* Task requirements
Find the string "left" in the entries and copy each line that has it.

* Task inputs
○ ○ ○ ○

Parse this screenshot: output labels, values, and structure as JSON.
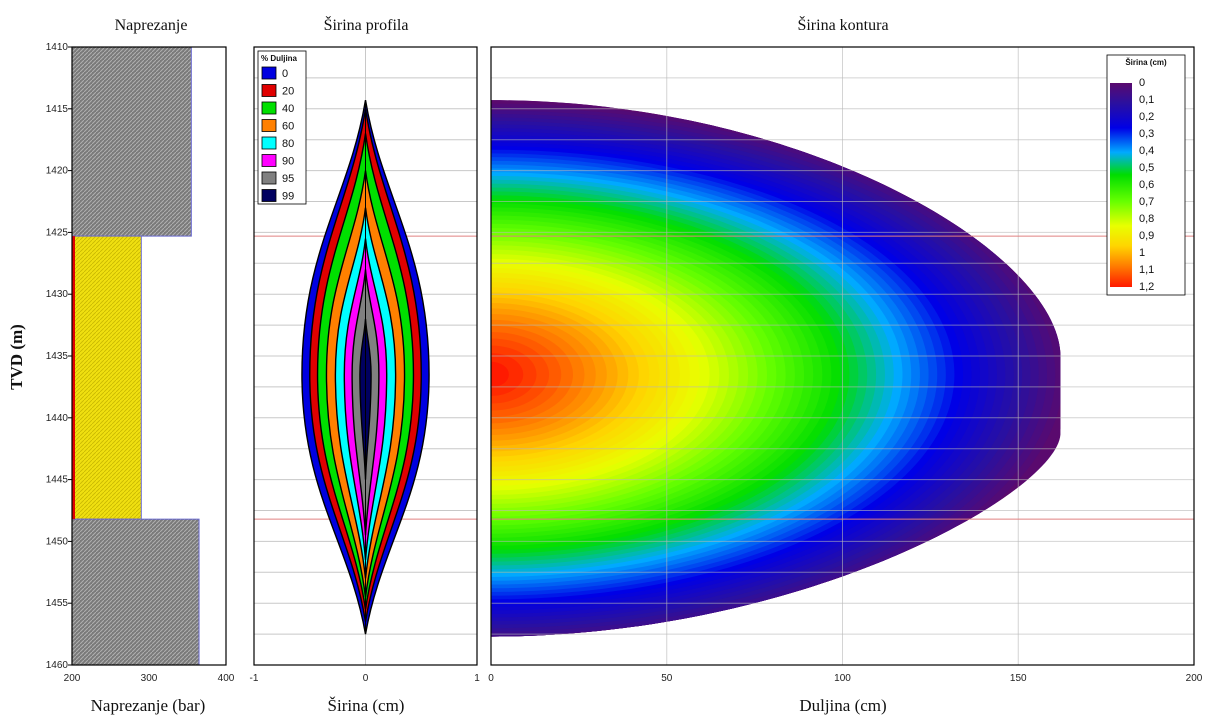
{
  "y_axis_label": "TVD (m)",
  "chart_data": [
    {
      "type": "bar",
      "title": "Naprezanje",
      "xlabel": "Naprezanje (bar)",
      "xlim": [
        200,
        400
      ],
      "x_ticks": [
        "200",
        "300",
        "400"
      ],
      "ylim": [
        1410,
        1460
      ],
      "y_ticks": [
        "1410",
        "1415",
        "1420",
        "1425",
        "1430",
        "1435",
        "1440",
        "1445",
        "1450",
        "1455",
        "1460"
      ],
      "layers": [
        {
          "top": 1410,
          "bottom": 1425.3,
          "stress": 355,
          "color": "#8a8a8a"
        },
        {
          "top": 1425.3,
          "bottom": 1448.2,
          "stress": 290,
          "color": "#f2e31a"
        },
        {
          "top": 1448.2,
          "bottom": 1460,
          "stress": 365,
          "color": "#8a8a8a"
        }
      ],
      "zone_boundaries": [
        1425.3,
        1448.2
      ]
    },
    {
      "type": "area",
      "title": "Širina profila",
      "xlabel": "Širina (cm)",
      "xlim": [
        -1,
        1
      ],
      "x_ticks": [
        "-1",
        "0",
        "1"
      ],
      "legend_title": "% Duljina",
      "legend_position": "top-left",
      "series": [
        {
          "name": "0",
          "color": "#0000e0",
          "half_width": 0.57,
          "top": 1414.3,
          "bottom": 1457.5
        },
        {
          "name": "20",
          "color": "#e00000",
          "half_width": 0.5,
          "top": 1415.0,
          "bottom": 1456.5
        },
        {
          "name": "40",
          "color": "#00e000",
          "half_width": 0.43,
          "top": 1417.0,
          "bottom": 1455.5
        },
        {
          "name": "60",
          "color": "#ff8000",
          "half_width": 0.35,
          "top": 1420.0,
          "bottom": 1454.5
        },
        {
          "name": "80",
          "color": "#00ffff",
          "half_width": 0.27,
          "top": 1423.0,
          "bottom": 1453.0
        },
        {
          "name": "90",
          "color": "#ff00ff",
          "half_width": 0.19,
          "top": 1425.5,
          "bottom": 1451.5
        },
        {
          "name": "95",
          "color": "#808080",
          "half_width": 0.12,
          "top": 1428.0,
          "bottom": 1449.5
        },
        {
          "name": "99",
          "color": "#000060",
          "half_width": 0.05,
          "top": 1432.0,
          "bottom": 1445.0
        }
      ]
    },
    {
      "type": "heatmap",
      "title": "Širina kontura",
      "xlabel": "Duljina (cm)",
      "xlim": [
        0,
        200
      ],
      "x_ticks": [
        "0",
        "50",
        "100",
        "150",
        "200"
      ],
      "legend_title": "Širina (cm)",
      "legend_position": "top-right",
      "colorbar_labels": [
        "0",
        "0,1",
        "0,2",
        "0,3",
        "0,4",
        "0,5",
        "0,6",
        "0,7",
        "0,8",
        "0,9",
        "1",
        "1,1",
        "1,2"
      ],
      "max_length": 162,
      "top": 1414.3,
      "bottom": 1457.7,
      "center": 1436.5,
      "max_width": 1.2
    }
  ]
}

○ ○ ○ ○

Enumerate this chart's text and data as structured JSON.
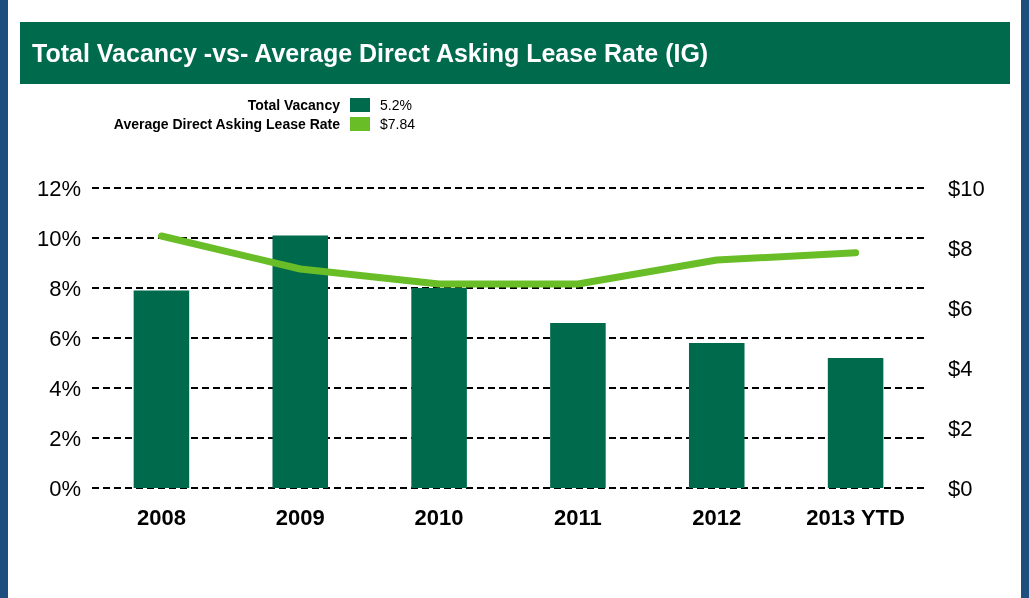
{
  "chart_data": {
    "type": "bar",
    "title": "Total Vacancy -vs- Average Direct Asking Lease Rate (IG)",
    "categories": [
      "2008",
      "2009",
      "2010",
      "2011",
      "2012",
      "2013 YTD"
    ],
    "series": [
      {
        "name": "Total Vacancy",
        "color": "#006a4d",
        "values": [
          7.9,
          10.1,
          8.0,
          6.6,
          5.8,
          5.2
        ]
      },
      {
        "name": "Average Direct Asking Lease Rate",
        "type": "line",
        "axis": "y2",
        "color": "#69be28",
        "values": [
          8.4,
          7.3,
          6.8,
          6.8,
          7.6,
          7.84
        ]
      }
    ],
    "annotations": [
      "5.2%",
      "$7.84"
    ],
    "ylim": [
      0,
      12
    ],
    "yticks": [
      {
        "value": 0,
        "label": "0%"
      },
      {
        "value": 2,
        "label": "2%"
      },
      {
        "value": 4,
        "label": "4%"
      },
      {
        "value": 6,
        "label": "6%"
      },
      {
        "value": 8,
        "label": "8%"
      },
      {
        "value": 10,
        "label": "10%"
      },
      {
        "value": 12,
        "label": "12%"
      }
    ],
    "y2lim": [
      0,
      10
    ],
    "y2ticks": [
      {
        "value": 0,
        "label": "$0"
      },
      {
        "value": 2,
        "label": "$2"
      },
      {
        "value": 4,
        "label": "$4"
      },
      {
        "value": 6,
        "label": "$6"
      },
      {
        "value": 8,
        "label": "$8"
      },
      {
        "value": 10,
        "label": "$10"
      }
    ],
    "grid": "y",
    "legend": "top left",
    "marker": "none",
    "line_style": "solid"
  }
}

○ ○ ○ ○

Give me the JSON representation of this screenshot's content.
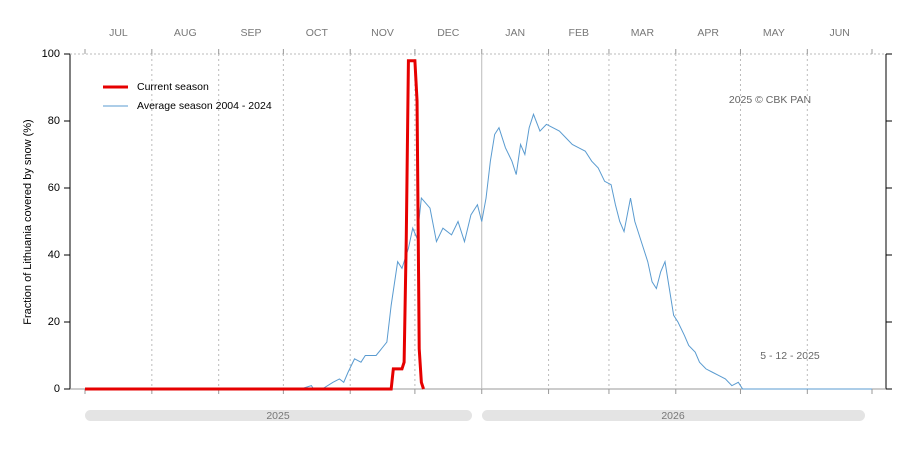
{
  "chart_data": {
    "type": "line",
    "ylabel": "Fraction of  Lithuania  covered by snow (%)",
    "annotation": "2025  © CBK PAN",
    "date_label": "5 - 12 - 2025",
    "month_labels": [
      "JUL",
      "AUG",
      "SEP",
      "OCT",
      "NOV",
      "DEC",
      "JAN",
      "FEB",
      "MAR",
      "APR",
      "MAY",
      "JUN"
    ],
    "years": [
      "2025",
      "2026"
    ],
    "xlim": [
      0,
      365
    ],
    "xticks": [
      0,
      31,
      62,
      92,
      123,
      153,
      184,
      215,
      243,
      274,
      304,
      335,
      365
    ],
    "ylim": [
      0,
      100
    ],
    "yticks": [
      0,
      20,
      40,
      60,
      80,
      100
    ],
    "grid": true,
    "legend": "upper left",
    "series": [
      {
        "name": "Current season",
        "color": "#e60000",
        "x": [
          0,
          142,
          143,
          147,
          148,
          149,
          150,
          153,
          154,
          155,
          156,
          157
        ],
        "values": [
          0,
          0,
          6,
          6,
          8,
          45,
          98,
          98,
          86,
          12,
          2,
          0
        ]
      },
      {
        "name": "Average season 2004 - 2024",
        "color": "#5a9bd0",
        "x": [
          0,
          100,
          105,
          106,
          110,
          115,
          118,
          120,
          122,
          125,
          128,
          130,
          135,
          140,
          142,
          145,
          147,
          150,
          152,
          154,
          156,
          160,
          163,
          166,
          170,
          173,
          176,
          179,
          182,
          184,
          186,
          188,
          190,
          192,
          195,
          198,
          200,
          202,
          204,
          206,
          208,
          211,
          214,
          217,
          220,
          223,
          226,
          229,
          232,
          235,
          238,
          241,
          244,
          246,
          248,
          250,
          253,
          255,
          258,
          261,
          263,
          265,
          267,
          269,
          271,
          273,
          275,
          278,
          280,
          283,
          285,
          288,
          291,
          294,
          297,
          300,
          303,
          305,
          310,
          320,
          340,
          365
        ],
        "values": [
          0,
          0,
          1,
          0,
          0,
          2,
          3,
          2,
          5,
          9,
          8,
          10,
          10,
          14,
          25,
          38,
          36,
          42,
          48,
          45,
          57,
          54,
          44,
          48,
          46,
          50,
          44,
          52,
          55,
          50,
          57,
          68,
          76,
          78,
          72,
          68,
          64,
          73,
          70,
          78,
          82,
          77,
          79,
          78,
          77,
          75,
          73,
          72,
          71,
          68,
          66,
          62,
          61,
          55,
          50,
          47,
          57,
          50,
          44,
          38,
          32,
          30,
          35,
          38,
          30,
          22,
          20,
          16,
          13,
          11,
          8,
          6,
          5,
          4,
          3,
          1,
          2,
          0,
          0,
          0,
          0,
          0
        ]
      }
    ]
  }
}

○ ○ ○ ○

* Solution to this exercise
      "legend_position": "top-left",
    "legend": "top left",
    "legend": "upper left",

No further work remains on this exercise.